• _GIVEN EXERCISE_
Every line below that contains "بحاجة" is to be copied.

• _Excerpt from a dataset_
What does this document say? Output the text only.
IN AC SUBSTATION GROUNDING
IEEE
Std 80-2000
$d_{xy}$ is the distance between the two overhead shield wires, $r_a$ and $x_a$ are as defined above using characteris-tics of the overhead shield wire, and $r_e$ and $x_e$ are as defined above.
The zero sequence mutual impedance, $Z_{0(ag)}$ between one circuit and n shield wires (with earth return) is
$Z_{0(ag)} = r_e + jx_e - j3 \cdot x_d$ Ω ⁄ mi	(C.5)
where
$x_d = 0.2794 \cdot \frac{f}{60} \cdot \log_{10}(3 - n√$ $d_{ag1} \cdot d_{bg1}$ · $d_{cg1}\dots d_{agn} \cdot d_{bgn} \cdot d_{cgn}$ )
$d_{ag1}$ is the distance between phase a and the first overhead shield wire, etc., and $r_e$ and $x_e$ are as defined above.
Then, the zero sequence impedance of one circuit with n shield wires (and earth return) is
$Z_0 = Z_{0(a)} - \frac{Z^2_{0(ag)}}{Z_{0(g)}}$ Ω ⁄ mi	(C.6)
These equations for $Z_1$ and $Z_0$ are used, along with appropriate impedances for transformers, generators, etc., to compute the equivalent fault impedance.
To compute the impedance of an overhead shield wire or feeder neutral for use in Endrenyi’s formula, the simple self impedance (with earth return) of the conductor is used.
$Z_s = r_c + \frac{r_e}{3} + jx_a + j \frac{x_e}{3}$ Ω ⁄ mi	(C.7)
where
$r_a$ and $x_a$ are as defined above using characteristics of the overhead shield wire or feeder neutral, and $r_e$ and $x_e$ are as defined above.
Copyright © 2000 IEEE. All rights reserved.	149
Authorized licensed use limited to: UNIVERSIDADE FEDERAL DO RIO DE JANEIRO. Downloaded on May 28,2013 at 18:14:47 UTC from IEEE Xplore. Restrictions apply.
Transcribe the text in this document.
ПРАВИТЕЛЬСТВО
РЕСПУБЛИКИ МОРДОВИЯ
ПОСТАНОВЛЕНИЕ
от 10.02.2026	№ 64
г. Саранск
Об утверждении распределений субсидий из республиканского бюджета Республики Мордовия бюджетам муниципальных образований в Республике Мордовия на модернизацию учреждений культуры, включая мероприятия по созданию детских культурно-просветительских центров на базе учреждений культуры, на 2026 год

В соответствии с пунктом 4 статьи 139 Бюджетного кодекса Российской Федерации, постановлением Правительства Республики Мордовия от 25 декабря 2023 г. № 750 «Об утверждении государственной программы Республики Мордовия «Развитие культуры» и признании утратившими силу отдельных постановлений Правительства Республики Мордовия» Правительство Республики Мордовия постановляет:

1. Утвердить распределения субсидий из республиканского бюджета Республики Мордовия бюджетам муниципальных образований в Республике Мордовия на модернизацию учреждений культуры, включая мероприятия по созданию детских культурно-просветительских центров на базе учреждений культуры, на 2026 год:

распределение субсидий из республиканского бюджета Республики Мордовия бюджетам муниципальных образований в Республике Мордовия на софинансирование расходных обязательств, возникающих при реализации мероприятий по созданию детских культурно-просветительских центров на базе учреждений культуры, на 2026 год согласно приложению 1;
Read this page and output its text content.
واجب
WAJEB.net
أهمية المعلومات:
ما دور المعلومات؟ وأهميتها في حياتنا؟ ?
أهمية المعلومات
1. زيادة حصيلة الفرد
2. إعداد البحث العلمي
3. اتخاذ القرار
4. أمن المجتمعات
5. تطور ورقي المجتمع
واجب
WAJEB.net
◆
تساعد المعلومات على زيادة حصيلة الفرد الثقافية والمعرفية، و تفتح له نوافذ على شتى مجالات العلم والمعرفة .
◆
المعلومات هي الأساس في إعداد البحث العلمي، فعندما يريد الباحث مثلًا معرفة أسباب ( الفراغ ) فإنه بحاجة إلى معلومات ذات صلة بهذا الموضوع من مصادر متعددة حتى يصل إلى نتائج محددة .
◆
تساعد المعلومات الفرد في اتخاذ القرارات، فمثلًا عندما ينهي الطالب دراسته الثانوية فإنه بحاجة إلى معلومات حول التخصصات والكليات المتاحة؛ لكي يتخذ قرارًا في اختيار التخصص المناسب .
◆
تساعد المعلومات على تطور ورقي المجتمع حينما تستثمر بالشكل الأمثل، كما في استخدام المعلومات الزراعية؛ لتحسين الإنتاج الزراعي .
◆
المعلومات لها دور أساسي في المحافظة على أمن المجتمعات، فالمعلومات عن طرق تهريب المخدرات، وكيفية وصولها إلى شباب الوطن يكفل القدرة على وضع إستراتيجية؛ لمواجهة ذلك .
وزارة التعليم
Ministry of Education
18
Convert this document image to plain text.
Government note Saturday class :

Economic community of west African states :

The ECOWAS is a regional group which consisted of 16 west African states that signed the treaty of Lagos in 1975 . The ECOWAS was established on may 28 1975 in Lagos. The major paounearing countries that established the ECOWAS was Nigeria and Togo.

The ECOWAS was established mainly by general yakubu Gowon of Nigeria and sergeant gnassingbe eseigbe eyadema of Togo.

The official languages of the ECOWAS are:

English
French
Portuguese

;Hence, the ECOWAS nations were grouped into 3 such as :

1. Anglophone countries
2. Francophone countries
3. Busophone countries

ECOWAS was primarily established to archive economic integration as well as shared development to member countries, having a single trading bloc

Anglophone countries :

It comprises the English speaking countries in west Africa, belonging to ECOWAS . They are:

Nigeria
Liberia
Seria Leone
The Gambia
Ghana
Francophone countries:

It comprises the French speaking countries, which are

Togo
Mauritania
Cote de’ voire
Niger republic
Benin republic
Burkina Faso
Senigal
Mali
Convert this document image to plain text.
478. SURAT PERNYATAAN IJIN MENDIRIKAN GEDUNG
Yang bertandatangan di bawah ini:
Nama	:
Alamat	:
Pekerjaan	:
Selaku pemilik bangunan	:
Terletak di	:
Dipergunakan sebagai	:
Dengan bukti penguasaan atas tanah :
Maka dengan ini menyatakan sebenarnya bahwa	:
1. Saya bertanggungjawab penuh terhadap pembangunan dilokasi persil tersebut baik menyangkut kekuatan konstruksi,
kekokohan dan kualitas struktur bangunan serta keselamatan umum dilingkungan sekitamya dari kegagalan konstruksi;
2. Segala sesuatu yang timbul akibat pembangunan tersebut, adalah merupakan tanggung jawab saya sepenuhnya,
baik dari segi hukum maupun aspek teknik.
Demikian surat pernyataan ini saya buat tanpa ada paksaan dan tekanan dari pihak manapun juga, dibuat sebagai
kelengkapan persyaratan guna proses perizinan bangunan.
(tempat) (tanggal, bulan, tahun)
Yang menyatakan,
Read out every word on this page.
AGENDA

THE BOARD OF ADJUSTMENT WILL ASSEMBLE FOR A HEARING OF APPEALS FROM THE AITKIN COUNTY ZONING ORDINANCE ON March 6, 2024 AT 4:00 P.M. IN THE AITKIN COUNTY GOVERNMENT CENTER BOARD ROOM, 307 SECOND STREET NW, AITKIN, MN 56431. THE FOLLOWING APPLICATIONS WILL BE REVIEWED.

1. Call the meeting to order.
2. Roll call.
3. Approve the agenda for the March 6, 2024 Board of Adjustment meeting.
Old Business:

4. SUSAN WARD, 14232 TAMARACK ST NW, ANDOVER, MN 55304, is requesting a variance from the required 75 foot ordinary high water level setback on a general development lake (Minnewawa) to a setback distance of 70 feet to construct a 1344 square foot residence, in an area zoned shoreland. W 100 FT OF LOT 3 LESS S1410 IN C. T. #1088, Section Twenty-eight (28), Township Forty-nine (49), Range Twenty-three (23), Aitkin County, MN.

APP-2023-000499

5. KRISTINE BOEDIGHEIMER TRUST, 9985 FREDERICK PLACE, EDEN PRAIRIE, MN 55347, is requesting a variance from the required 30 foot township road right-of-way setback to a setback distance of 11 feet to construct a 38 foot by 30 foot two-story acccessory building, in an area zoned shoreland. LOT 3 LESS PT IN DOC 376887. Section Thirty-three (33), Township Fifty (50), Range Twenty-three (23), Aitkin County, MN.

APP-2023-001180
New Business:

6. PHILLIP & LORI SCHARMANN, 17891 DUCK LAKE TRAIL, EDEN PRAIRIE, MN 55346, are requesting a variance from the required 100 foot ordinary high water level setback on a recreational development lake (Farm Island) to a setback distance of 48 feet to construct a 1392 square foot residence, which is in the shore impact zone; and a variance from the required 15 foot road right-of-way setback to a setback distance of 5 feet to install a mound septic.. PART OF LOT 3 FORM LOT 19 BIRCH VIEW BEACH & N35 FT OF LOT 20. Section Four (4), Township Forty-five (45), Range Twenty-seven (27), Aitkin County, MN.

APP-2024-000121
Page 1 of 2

• _SOLVED EXERCISE_
المعلومات هي الأساس في إعداد البحث العلمي، فعندما يريد الباحث مثلًا معرفة أسباب ( الفراغ ) فإنه بحاجة إلى معلومات ذات صلة بهذا الموضوع من مصادر متعددة حتى يصل إلى نتائج محددة .
تساعد المعلومات الفرد في اتخاذ القرارات، فمثلًا عندما ينهي الطالب دراسته الثانوية فإنه بحاجة إلى معلومات حول التخصصات والكليات المتاحة؛ لكي يتخذ قرارًا في اختيار التخصص المناسب .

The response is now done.